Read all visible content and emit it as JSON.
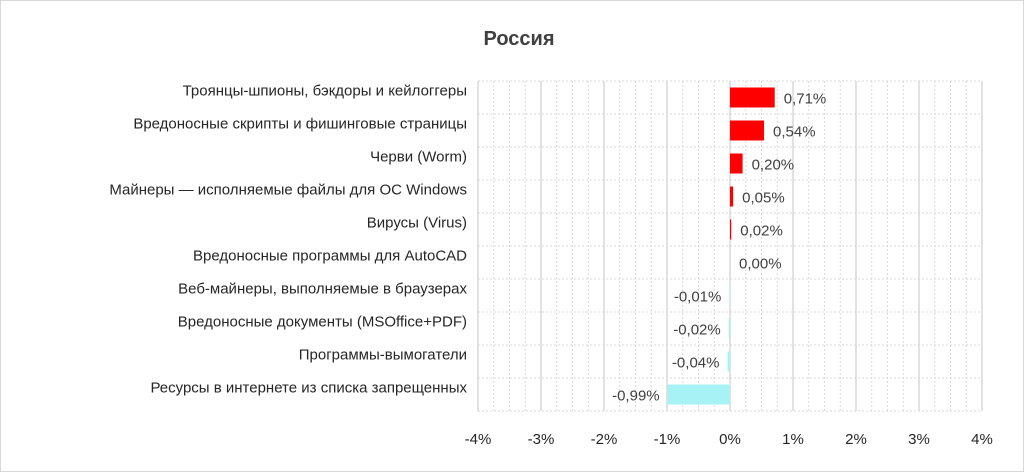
{
  "chart_data": {
    "type": "bar",
    "orientation": "horizontal",
    "title": "Россия",
    "categories": [
      "Троянцы-шпионы, бэкдоры и кейлоггеры",
      "Вредоносные скрипты и фишинговые страницы",
      "Черви (Worm)",
      "Майнеры — исполняемые файлы для ОС Windows",
      "Вирусы (Virus)",
      "Вредоносные программы для AutoCAD",
      "Веб-майнеры, выполняемые в браузерах",
      "Вредоносные документы (MSOffice+PDF)",
      "Программы-вымогатели",
      "Ресурсы в интернете из списка запрещенных"
    ],
    "values": [
      0.71,
      0.54,
      0.2,
      0.05,
      0.02,
      0.0,
      -0.01,
      -0.02,
      -0.04,
      -0.99
    ],
    "data_labels": [
      "0,71%",
      "0,54%",
      "0,20%",
      "0,05%",
      "0,02%",
      "0,00%",
      "-0,01%",
      "-0,02%",
      "-0,04%",
      "-0,99%"
    ],
    "xlim": [
      -4,
      4
    ],
    "xticks": [
      -4,
      -3,
      -2,
      -1,
      0,
      1,
      2,
      3,
      4
    ],
    "xtick_labels": [
      "-4%",
      "-3%",
      "-2%",
      "-1%",
      "0%",
      "1%",
      "2%",
      "3%",
      "4%"
    ],
    "colors": {
      "positive": "#ff0000",
      "negative": "#a6f2f5",
      "grid": "#d9d9d9"
    },
    "grid": true,
    "legend": "none"
  }
}
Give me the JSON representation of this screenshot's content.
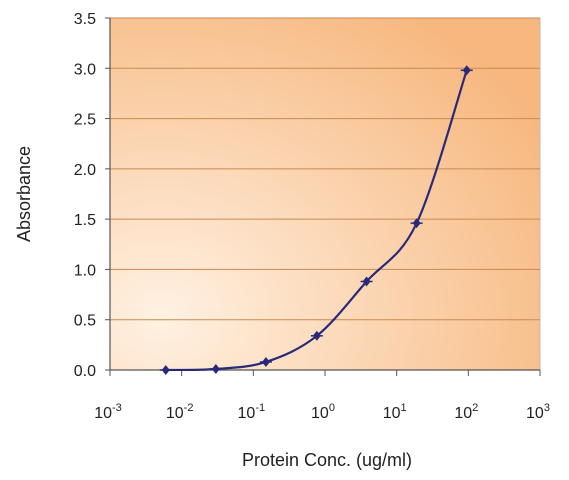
{
  "chart_data": {
    "type": "line",
    "xlabel": "Protein Conc. (ug/ml)",
    "ylabel": "Absorbance",
    "x_scale": "log",
    "xlim": [
      0.001,
      1000
    ],
    "ylim": [
      0,
      3.5
    ],
    "x_ticks": [
      {
        "value": 0.001,
        "base": "10",
        "exp": "-3"
      },
      {
        "value": 0.01,
        "base": "10",
        "exp": "-2"
      },
      {
        "value": 0.1,
        "base": "10",
        "exp": "-1"
      },
      {
        "value": 1,
        "base": "10",
        "exp": "0"
      },
      {
        "value": 10,
        "base": "10",
        "exp": "1"
      },
      {
        "value": 100,
        "base": "10",
        "exp": "2"
      },
      {
        "value": 1000,
        "base": "10",
        "exp": "3"
      }
    ],
    "y_ticks": [
      "0.0",
      "0.5",
      "1.0",
      "1.5",
      "2.0",
      "2.5",
      "3.0",
      "3.5"
    ],
    "grid": "horizontal",
    "series": [
      {
        "x": [
          0.006,
          0.03,
          0.15,
          0.77,
          3.8,
          19,
          95
        ],
        "y": [
          0.0,
          0.01,
          0.08,
          0.34,
          0.88,
          1.46,
          2.98
        ]
      }
    ],
    "colors": {
      "plot_bg_inner": "#ffecd8",
      "plot_bg_outer": "#f7b77e",
      "gridline": "#c98a52",
      "series": "#29297a"
    }
  }
}
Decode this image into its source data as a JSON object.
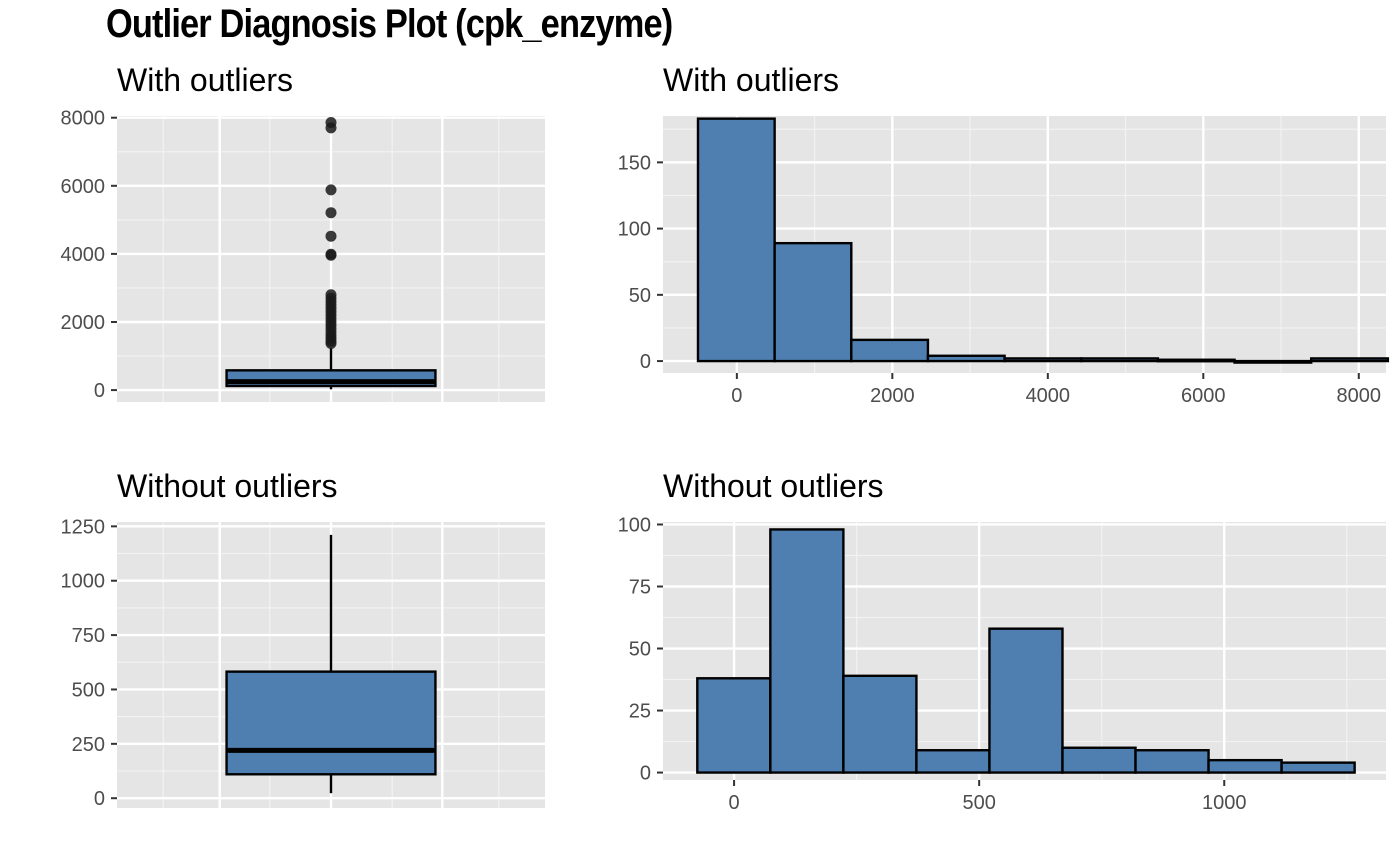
{
  "title": "Outlier Diagnosis Plot (cpk_enzyme)",
  "colors": {
    "panel_background": "#e5e5e5",
    "grid_major": "#ffffff",
    "grid_minor": "#f2f2f2",
    "fill": "#4f7fb0",
    "outline": "#000000",
    "outlier_point": "#1a1a1a",
    "tick_text": "#4d4d4d"
  },
  "chart_data": [
    {
      "id": "box-with",
      "type": "box",
      "title": "With outliers",
      "ylim": [
        -350,
        8050
      ],
      "y_ticks": [
        0,
        2000,
        4000,
        6000,
        8000
      ],
      "y_tick_labels": [
        "0",
        "2000",
        "4000",
        "6000",
        "8000"
      ],
      "box": {
        "q1": 120,
        "median": 250,
        "q3": 580,
        "whisker_low": 23,
        "whisker_high": 1240
      },
      "outliers": [
        1370,
        1430,
        1520,
        1600,
        1700,
        1800,
        1900,
        2000,
        2100,
        2200,
        2300,
        2400,
        2500,
        2600,
        2700,
        2800,
        3960,
        3990,
        4520,
        5210,
        5880,
        7700,
        7860
      ],
      "grid": true
    },
    {
      "id": "hist-with",
      "type": "histogram",
      "title": "With outliers",
      "xlim": [
        -950,
        8350
      ],
      "ylim": [
        -9,
        185
      ],
      "x_ticks": [
        0,
        2000,
        4000,
        6000,
        8000
      ],
      "x_tick_labels": [
        "0",
        "2000",
        "4000",
        "6000",
        "8000"
      ],
      "y_ticks": [
        0,
        50,
        100,
        150
      ],
      "y_tick_labels": [
        "0",
        "50",
        "100",
        "150"
      ],
      "bins": [
        {
          "x0": -500,
          "x1": 486,
          "count": 183
        },
        {
          "x0": 486,
          "x1": 1472,
          "count": 89
        },
        {
          "x0": 1472,
          "x1": 2458,
          "count": 16
        },
        {
          "x0": 2458,
          "x1": 3444,
          "count": 4
        },
        {
          "x0": 3444,
          "x1": 4430,
          "count": 2
        },
        {
          "x0": 4430,
          "x1": 5416,
          "count": 2
        },
        {
          "x0": 5416,
          "x1": 6402,
          "count": 1
        },
        {
          "x0": 6402,
          "x1": 7388,
          "count": 0
        },
        {
          "x0": 7388,
          "x1": 8374,
          "count": 2
        }
      ],
      "grid": true
    },
    {
      "id": "box-without",
      "type": "box",
      "title": "Without outliers",
      "ylim": [
        -45,
        1270
      ],
      "y_ticks": [
        0,
        250,
        500,
        750,
        1000,
        1250
      ],
      "y_tick_labels": [
        "0",
        "250",
        "500",
        "750",
        "1000",
        "1250"
      ],
      "box": {
        "q1": 110,
        "median": 220,
        "q3": 582,
        "whisker_low": 23,
        "whisker_high": 1211
      },
      "outliers": [],
      "grid": true
    },
    {
      "id": "hist-without",
      "type": "histogram",
      "title": "Without outliers",
      "xlim": [
        -145,
        1330
      ],
      "ylim": [
        -3,
        101
      ],
      "x_ticks": [
        0,
        500,
        1000
      ],
      "x_tick_labels": [
        "0",
        "500",
        "1000"
      ],
      "y_ticks": [
        0,
        25,
        50,
        75,
        100
      ],
      "y_tick_labels": [
        "0",
        "25",
        "50",
        "75",
        "100"
      ],
      "bins": [
        {
          "x0": -75,
          "x1": 74,
          "count": 38
        },
        {
          "x0": 74,
          "x1": 223,
          "count": 98
        },
        {
          "x0": 223,
          "x1": 372,
          "count": 39
        },
        {
          "x0": 372,
          "x1": 521,
          "count": 9
        },
        {
          "x0": 521,
          "x1": 670,
          "count": 58
        },
        {
          "x0": 670,
          "x1": 819,
          "count": 10
        },
        {
          "x0": 819,
          "x1": 968,
          "count": 9
        },
        {
          "x0": 968,
          "x1": 1117,
          "count": 5
        },
        {
          "x0": 1117,
          "x1": 1266,
          "count": 4
        }
      ],
      "grid": true
    }
  ]
}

About this exercise:
What you hand back should match the listing exactly, except that no pictures appear.

Response for this exercise:
Read all visible content and emit it as JSON.
{
  "chart_data": {
    "type": "bar",
    "orientation": "horizontal",
    "title": "Россия",
    "categories": [
      "Троянцы-шпионы, бэкдоры и кейлоггеры",
      "Вредоносные скрипты и фишинговые страницы",
      "Черви (Worm)",
      "Майнеры — исполняемые файлы для ОС Windows",
      "Вирусы (Virus)",
      "Вредоносные программы для AutoCAD",
      "Веб-майнеры, выполняемые в браузерах",
      "Вредоносные документы (MSOffice+PDF)",
      "Программы-вымогатели",
      "Ресурсы в интернете из списка запрещенных"
    ],
    "values": [
      0.71,
      0.54,
      0.2,
      0.05,
      0.02,
      0.0,
      -0.01,
      -0.02,
      -0.04,
      -0.99
    ],
    "data_labels": [
      "0,71%",
      "0,54%",
      "0,20%",
      "0,05%",
      "0,02%",
      "0,00%",
      "-0,01%",
      "-0,02%",
      "-0,04%",
      "-0,99%"
    ],
    "xlim": [
      -4,
      4
    ],
    "xticks": [
      -4,
      -3,
      -2,
      -1,
      0,
      1,
      2,
      3,
      4
    ],
    "xtick_labels": [
      "-4%",
      "-3%",
      "-2%",
      "-1%",
      "0%",
      "1%",
      "2%",
      "3%",
      "4%"
    ],
    "colors": {
      "positive": "#ff0000",
      "negative": "#a6f2f5",
      "grid": "#d9d9d9"
    },
    "grid": true,
    "legend": "none"
  }
}
Give me the JSON representation of this screenshot's content.
{
  "chart_data": {
    "type": "line",
    "xlabel": "Protein Conc. (ug/ml)",
    "ylabel": "Absorbance",
    "x_scale": "log",
    "xlim": [
      0.001,
      1000
    ],
    "ylim": [
      0,
      3.5
    ],
    "x_ticks": [
      {
        "value": 0.001,
        "base": "10",
        "exp": "-3"
      },
      {
        "value": 0.01,
        "base": "10",
        "exp": "-2"
      },
      {
        "value": 0.1,
        "base": "10",
        "exp": "-1"
      },
      {
        "value": 1,
        "base": "10",
        "exp": "0"
      },
      {
        "value": 10,
        "base": "10",
        "exp": "1"
      },
      {
        "value": 100,
        "base": "10",
        "exp": "2"
      },
      {
        "value": 1000,
        "base": "10",
        "exp": "3"
      }
    ],
    "y_ticks": [
      "0.0",
      "0.5",
      "1.0",
      "1.5",
      "2.0",
      "2.5",
      "3.0",
      "3.5"
    ],
    "grid": "horizontal",
    "series": [
      {
        "x": [
          0.006,
          0.03,
          0.15,
          0.77,
          3.8,
          19,
          95
        ],
        "y": [
          0.0,
          0.01,
          0.08,
          0.34,
          0.88,
          1.46,
          2.98
        ]
      }
    ],
    "colors": {
      "plot_bg_inner": "#ffecd8",
      "plot_bg_outer": "#f7b77e",
      "gridline": "#c98a52",
      "series": "#29297a"
    }
  }
}
Decode this image into its source data as a JSON object.
{
  "title": "Outlier Diagnosis Plot (cpk_enzyme)",
  "colors": {
    "panel_background": "#e5e5e5",
    "grid_major": "#ffffff",
    "grid_minor": "#f2f2f2",
    "fill": "#4f7fb0",
    "outline": "#000000",
    "outlier_point": "#1a1a1a",
    "tick_text": "#4d4d4d"
  },
  "chart_data": [
    {
      "id": "box-with",
      "type": "box",
      "title": "With outliers",
      "ylim": [
        -350,
        8050
      ],
      "y_ticks": [
        0,
        2000,
        4000,
        6000,
        8000
      ],
      "y_tick_labels": [
        "0",
        "2000",
        "4000",
        "6000",
        "8000"
      ],
      "box": {
        "q1": 120,
        "median": 250,
        "q3": 580,
        "whisker_low": 23,
        "whisker_high": 1240
      },
      "outliers": [
        1370,
        1430,
        1520,
        1600,
        1700,
        1800,
        1900,
        2000,
        2100,
        2200,
        2300,
        2400,
        2500,
        2600,
        2700,
        2800,
        3960,
        3990,
        4520,
        5210,
        5880,
        7700,
        7860
      ],
      "grid": true
    },
    {
      "id": "hist-with",
      "type": "histogram",
      "title": "With outliers",
      "xlim": [
        -950,
        8350
      ],
      "ylim": [
        -9,
        185
      ],
      "x_ticks": [
        0,
        2000,
        4000,
        6000,
        8000
      ],
      "x_tick_labels": [
        "0",
        "2000",
        "4000",
        "6000",
        "8000"
      ],
      "y_ticks": [
        0,
        50,
        100,
        150
      ],
      "y_tick_labels": [
        "0",
        "50",
        "100",
        "150"
      ],
      "bins": [
        {
          "x0": -500,
          "x1": 486,
          "count": 183
        },
        {
          "x0": 486,
          "x1": 1472,
          "count": 89
        },
        {
          "x0": 1472,
          "x1": 2458,
          "count": 16
        },
        {
          "x0": 2458,
          "x1": 3444,
          "count": 4
        },
        {
          "x0": 3444,
          "x1": 4430,
          "count": 2
        },
        {
          "x0": 4430,
          "x1": 5416,
          "count": 2
        },
        {
          "x0": 5416,
          "x1": 6402,
          "count": 1
        },
        {
          "x0": 6402,
          "x1": 7388,
          "count": 0
        },
        {
          "x0": 7388,
          "x1": 8374,
          "count": 2
        }
      ],
      "grid": true
    },
    {
      "id": "box-without",
      "type": "box",
      "title": "Without outliers",
      "ylim": [
        -45,
        1270
      ],
      "y_ticks": [
        0,
        250,
        500,
        750,
        1000,
        1250
      ],
      "y_tick_labels": [
        "0",
        "250",
        "500",
        "750",
        "1000",
        "1250"
      ],
      "box": {
        "q1": 110,
        "median": 220,
        "q3": 582,
        "whisker_low": 23,
        "whisker_high": 1211
      },
      "outliers": [],
      "grid": true
    },
    {
      "id": "hist-without",
      "type": "histogram",
      "title": "Without outliers",
      "xlim": [
        -145,
        1330
      ],
      "ylim": [
        -3,
        101
      ],
      "x_ticks": [
        0,
        500,
        1000
      ],
      "x_tick_labels": [
        "0",
        "500",
        "1000"
      ],
      "y_ticks": [
        0,
        25,
        50,
        75,
        100
      ],
      "y_tick_labels": [
        "0",
        "25",
        "50",
        "75",
        "100"
      ],
      "bins": [
        {
          "x0": -75,
          "x1": 74,
          "count": 38
        },
        {
          "x0": 74,
          "x1": 223,
          "count": 98
        },
        {
          "x0": 223,
          "x1": 372,
          "count": 39
        },
        {
          "x0": 372,
          "x1": 521,
          "count": 9
        },
        {
          "x0": 521,
          "x1": 670,
          "count": 58
        },
        {
          "x0": 670,
          "x1": 819,
          "count": 10
        },
        {
          "x0": 819,
          "x1": 968,
          "count": 9
        },
        {
          "x0": 968,
          "x1": 1117,
          "count": 5
        },
        {
          "x0": 1117,
          "x1": 1266,
          "count": 4
        }
      ],
      "grid": true
    }
  ]
}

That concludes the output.